[Figure dataset records]
——

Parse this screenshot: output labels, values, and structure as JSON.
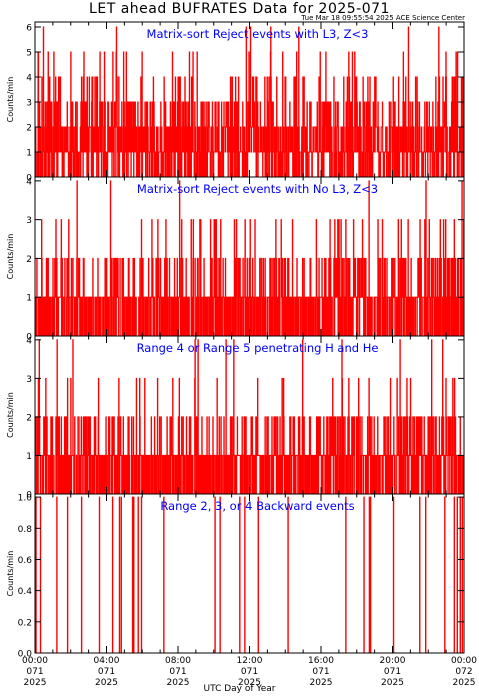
{
  "title": "LET ahead BUFRATES Data for 2025-071",
  "timestamp": "Tue Mar 18 09:55:54 2025 ACE Science Center",
  "xlabel": "UTC Day of Year",
  "colors": {
    "series": "#ff0000",
    "panel_title": "#0000ff",
    "axes": "#000000"
  },
  "chart_data": [
    {
      "type": "line",
      "title": "Matrix-sort Reject events with L3, Z<3",
      "ylabel": "Counts/min",
      "ylim": [
        0,
        6.2
      ],
      "yticks": [
        0,
        1,
        2,
        3,
        4,
        5,
        6
      ],
      "ytick_labels": [
        "0",
        "1",
        "2",
        "3",
        "4",
        "5",
        "6"
      ],
      "xlim": [
        0,
        1440
      ],
      "series": [
        {
          "x_step_minutes": 1,
          "distribution": {
            "0": 0.25,
            "1": 0.33,
            "2": 0.22,
            "3": 0.13,
            "4": 0.05,
            "5": 0.015,
            "6": 0.005
          }
        }
      ]
    },
    {
      "type": "line",
      "title": "Matrix-sort Reject events with No L3, Z<3",
      "ylabel": "Counts/min",
      "ylim": [
        0,
        4.1
      ],
      "yticks": [
        0,
        1,
        2,
        3,
        4
      ],
      "ytick_labels": [
        "0",
        "1",
        "2",
        "3",
        "4"
      ],
      "xlim": [
        0,
        1440
      ],
      "series": [
        {
          "x_step_minutes": 1,
          "distribution": {
            "0": 0.45,
            "1": 0.37,
            "2": 0.14,
            "3": 0.035,
            "4": 0.005
          }
        }
      ]
    },
    {
      "type": "line",
      "title": "Range 4 or Range 5 penetrating H and He",
      "ylabel": "Counts/min",
      "ylim": [
        0,
        4.1
      ],
      "yticks": [
        0,
        1,
        2,
        3,
        4
      ],
      "ytick_labels": [
        "0",
        "1",
        "2",
        "3",
        "4"
      ],
      "xlim": [
        0,
        1440
      ],
      "series": [
        {
          "x_step_minutes": 1,
          "distribution": {
            "0": 0.42,
            "1": 0.42,
            "2": 0.13,
            "3": 0.025,
            "4": 0.005
          }
        }
      ]
    },
    {
      "type": "line",
      "title": "Range 2, 3, or 4 Backward events",
      "ylabel": "Counts/min",
      "ylim": [
        0,
        1.02
      ],
      "yticks": [
        0,
        0.2,
        0.4,
        0.6,
        0.8,
        1.0
      ],
      "ytick_labels": [
        "0.0",
        "0.2",
        "0.4",
        "0.6",
        "0.8",
        "1.0"
      ],
      "xlim": [
        0,
        1440
      ],
      "series": [
        {
          "x_step_minutes": 1,
          "distribution": {
            "0": 0.975,
            "1": 0.025
          }
        }
      ]
    }
  ],
  "xticks": [
    {
      "minute": 0,
      "time": "00:00",
      "doy": "071",
      "year": "2025"
    },
    {
      "minute": 240,
      "time": "04:00",
      "doy": "071",
      "year": "2025"
    },
    {
      "minute": 480,
      "time": "08:00",
      "doy": "071",
      "year": "2025"
    },
    {
      "minute": 720,
      "time": "12:00",
      "doy": "071",
      "year": "2025"
    },
    {
      "minute": 960,
      "time": "16:00",
      "doy": "071",
      "year": "2025"
    },
    {
      "minute": 1200,
      "time": "20:00",
      "doy": "071",
      "year": "2025"
    },
    {
      "minute": 1440,
      "time": "00:00",
      "doy": "072",
      "year": "2025"
    }
  ]
}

——

## TO DO
Print the records above exactly as they stand, but leave out the pictures.

## FINISHED TASK
Parse this screenshot: output labels, values, and structure as JSON.
{
  "title": "LET ahead BUFRATES Data for 2025-071",
  "timestamp": "Tue Mar 18 09:55:54 2025 ACE Science Center",
  "xlabel": "UTC Day of Year",
  "colors": {
    "series": "#ff0000",
    "panel_title": "#0000ff",
    "axes": "#000000"
  },
  "chart_data": [
    {
      "type": "line",
      "title": "Matrix-sort Reject events with L3, Z<3",
      "ylabel": "Counts/min",
      "ylim": [
        0,
        6.2
      ],
      "yticks": [
        0,
        1,
        2,
        3,
        4,
        5,
        6
      ],
      "ytick_labels": [
        "0",
        "1",
        "2",
        "3",
        "4",
        "5",
        "6"
      ],
      "xlim": [
        0,
        1440
      ],
      "series": [
        {
          "x_step_minutes": 1,
          "distribution": {
            "0": 0.25,
            "1": 0.33,
            "2": 0.22,
            "3": 0.13,
            "4": 0.05,
            "5": 0.015,
            "6": 0.005
          }
        }
      ]
    },
    {
      "type": "line",
      "title": "Matrix-sort Reject events with No L3, Z<3",
      "ylabel": "Counts/min",
      "ylim": [
        0,
        4.1
      ],
      "yticks": [
        0,
        1,
        2,
        3,
        4
      ],
      "ytick_labels": [
        "0",
        "1",
        "2",
        "3",
        "4"
      ],
      "xlim": [
        0,
        1440
      ],
      "series": [
        {
          "x_step_minutes": 1,
          "distribution": {
            "0": 0.45,
            "1": 0.37,
            "2": 0.14,
            "3": 0.035,
            "4": 0.005
          }
        }
      ]
    },
    {
      "type": "line",
      "title": "Range 4 or Range 5 penetrating H and He",
      "ylabel": "Counts/min",
      "ylim": [
        0,
        4.1
      ],
      "yticks": [
        0,
        1,
        2,
        3,
        4
      ],
      "ytick_labels": [
        "0",
        "1",
        "2",
        "3",
        "4"
      ],
      "xlim": [
        0,
        1440
      ],
      "series": [
        {
          "x_step_minutes": 1,
          "distribution": {
            "0": 0.42,
            "1": 0.42,
            "2": 0.13,
            "3": 0.025,
            "4": 0.005
          }
        }
      ]
    },
    {
      "type": "line",
      "title": "Range 2, 3, or 4 Backward events",
      "ylabel": "Counts/min",
      "ylim": [
        0,
        1.02
      ],
      "yticks": [
        0,
        0.2,
        0.4,
        0.6,
        0.8,
        1.0
      ],
      "ytick_labels": [
        "0.0",
        "0.2",
        "0.4",
        "0.6",
        "0.8",
        "1.0"
      ],
      "xlim": [
        0,
        1440
      ],
      "series": [
        {
          "x_step_minutes": 1,
          "distribution": {
            "0": 0.975,
            "1": 0.025
          }
        }
      ]
    }
  ],
  "xticks": [
    {
      "minute": 0,
      "time": "00:00",
      "doy": "071",
      "year": "2025"
    },
    {
      "minute": 240,
      "time": "04:00",
      "doy": "071",
      "year": "2025"
    },
    {
      "minute": 480,
      "time": "08:00",
      "doy": "071",
      "year": "2025"
    },
    {
      "minute": 720,
      "time": "12:00",
      "doy": "071",
      "year": "2025"
    },
    {
      "minute": 960,
      "time": "16:00",
      "doy": "071",
      "year": "2025"
    },
    {
      "minute": 1200,
      "time": "20:00",
      "doy": "071",
      "year": "2025"
    },
    {
      "minute": 1440,
      "time": "00:00",
      "doy": "072",
      "year": "2025"
    }
  ]
}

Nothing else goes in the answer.